• GIVEN REQUEST:
Give only the number of lines that include the string "this".
## START
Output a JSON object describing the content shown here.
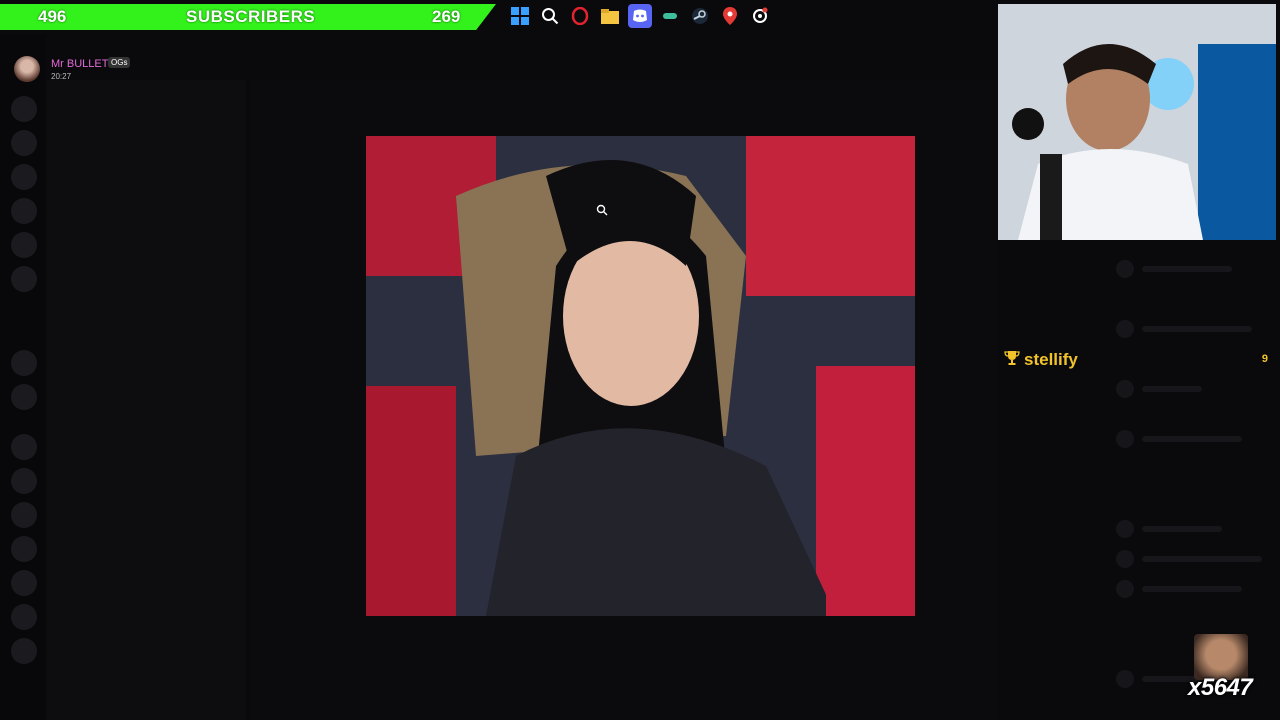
{
  "subscriber_banner": {
    "current": "496",
    "label": "SUBSCRIBERS",
    "remaining": "269",
    "color": "#33f21b"
  },
  "taskbar": {
    "icons": [
      "windows-start-icon",
      "search-icon",
      "opera-icon",
      "file-explorer-icon",
      "discord-icon",
      "app-icon",
      "steam-icon",
      "maps-pin-icon",
      "settings-icon"
    ]
  },
  "discord_message": {
    "author": "Mr BULLET",
    "badge": "OGs",
    "time": "20:27",
    "author_color": "#e26ad8"
  },
  "stellify": {
    "name": "stellify",
    "count": "9",
    "color": "#f2c32a"
  },
  "emote": {
    "label": "x5647"
  }
}
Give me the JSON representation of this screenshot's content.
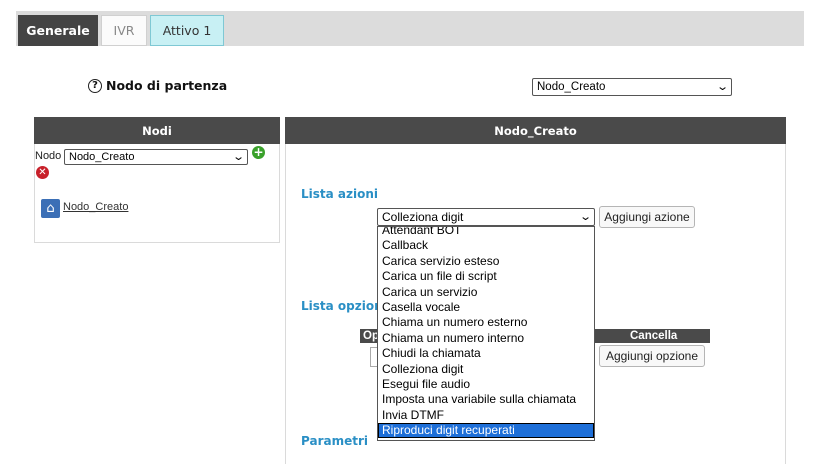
{
  "tabs": [
    {
      "label": "Generale"
    },
    {
      "label": "IVR"
    },
    {
      "label": "Attivo 1"
    }
  ],
  "start_node": {
    "label": "Nodo di partenza",
    "selected": "Nodo_Creato"
  },
  "left_panel": {
    "title": "Nodi",
    "nodo_label": "Nodo",
    "nodo_selected": "Nodo_Creato",
    "node_link": "Nodo_Creato"
  },
  "right_panel": {
    "title": "Nodo_Creato",
    "lista_azioni": "Lista azioni",
    "azione_selected": "Colleziona digit",
    "add_action": "Aggiungi azione",
    "lista_opzioni": "Lista opzioni",
    "option_header_first": "Op",
    "option_header_cancel": "Cancella",
    "add_option": "Aggiungi opzione",
    "parametri": "Parametri"
  },
  "dropdown_options": [
    "Attendant BOT",
    "Callback",
    "Carica servizio esteso",
    "Carica un file di script",
    "Carica un servizio",
    "Casella vocale",
    "Chiama un numero esterno",
    "Chiama un numero interno",
    "Chiudi la chiamata",
    "Colleziona digit",
    "Esegui file audio",
    "Imposta una variabile sulla chiamata",
    "Invia DTMF",
    "Riproduci digit recuperati"
  ],
  "dropdown_highlighted": "Riproduci digit recuperati",
  "icons": {
    "help": "question-circle-icon",
    "add": "plus-circle-icon",
    "delete": "x-circle-icon",
    "node": "home-icon"
  },
  "colors": {
    "accent_blue": "#2a8fc5",
    "header_dark": "#4a4a4a",
    "active_tab": "#c8f0f4",
    "highlight": "#1e6fd8"
  }
}
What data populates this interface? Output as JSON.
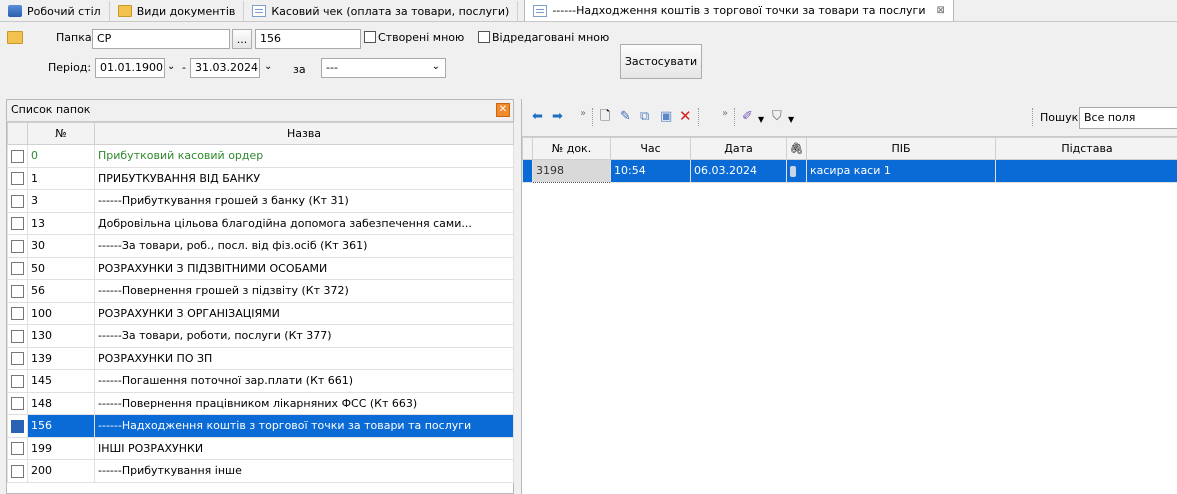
{
  "tabs": [
    {
      "label": "Робочий стіл",
      "icon": "desktop-icon"
    },
    {
      "label": "Види документів",
      "icon": "folder-icon"
    },
    {
      "label": "Касовий чек (оплата за товари, послуги)",
      "icon": "document-icon"
    },
    {
      "label": "------Надходження коштів з торгової точки за товари та послуги",
      "icon": "document-icon",
      "close": "⊠"
    }
  ],
  "filter": {
    "folder_label": "Папка",
    "folder_value": "СР",
    "browse_label": "...",
    "folder_num": "156",
    "created_by_me": "Створені мною",
    "edited_by_me": "Відредаговані мною",
    "period_label": "Період:",
    "date_from": "01.01.1900",
    "dash": "-",
    "date_to": "31.03.2024",
    "by_label": "за",
    "by_value": "---",
    "apply_button": "Застосувати"
  },
  "folders": {
    "title": "Список папок",
    "col_no": "№",
    "col_name": "Назва",
    "rows": [
      {
        "no": "0",
        "name": "Прибутковий касовий ордер",
        "style": "green"
      },
      {
        "no": "1",
        "name": "ПРИБУТКУВАННЯ ВІД БАНКУ"
      },
      {
        "no": "3",
        "name": "------Прибуткування грошей з банку (Кт 31)"
      },
      {
        "no": "13",
        "name": "Добровільна цільова благодійна допомога забезпечення сами..."
      },
      {
        "no": "30",
        "name": "------За товари, роб., посл. від фіз.осіб (Кт 361)"
      },
      {
        "no": "50",
        "name": "РОЗРАХУНКИ З ПІДЗВІТНИМИ ОСОБАМИ"
      },
      {
        "no": "56",
        "name": "------Повернення грошей з підзвіту (Кт 372)"
      },
      {
        "no": "100",
        "name": "РОЗРАХУНКИ З ОРГАНІЗАЦІЯМИ"
      },
      {
        "no": "130",
        "name": "------За товари, роботи, послуги (Кт 377)"
      },
      {
        "no": "139",
        "name": "РОЗРАХУНКИ ПО ЗП"
      },
      {
        "no": "145",
        "name": "------Погашення поточної зар.плати (Кт 661)"
      },
      {
        "no": "148",
        "name": "------Повернення працівником лікарняних ФСС (Кт 663)"
      },
      {
        "no": "156",
        "name": "------Надходження коштів з торгової точки за товари та послуги",
        "selected": true
      },
      {
        "no": "199",
        "name": "ІНШІ РОЗРАХУНКИ"
      },
      {
        "no": "200",
        "name": "------Прибуткування інше"
      }
    ]
  },
  "docs": {
    "search_label": "Пошук:",
    "search_value": "Все поля",
    "columns": {
      "no": "№ док.",
      "time": "Час",
      "date": "Дата",
      "pib": "ПІБ",
      "reason": "Підстава"
    },
    "rows": [
      {
        "no": "3198",
        "time": "10:54",
        "date": "06.03.2024",
        "pib": "касира каси 1",
        "reason": ""
      }
    ]
  },
  "colors": {
    "selection": "#0a6bd6",
    "accent_green": "#2f8a2f",
    "close_orange": "#f38a2b"
  }
}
## END
• TASK SOLUTION:
2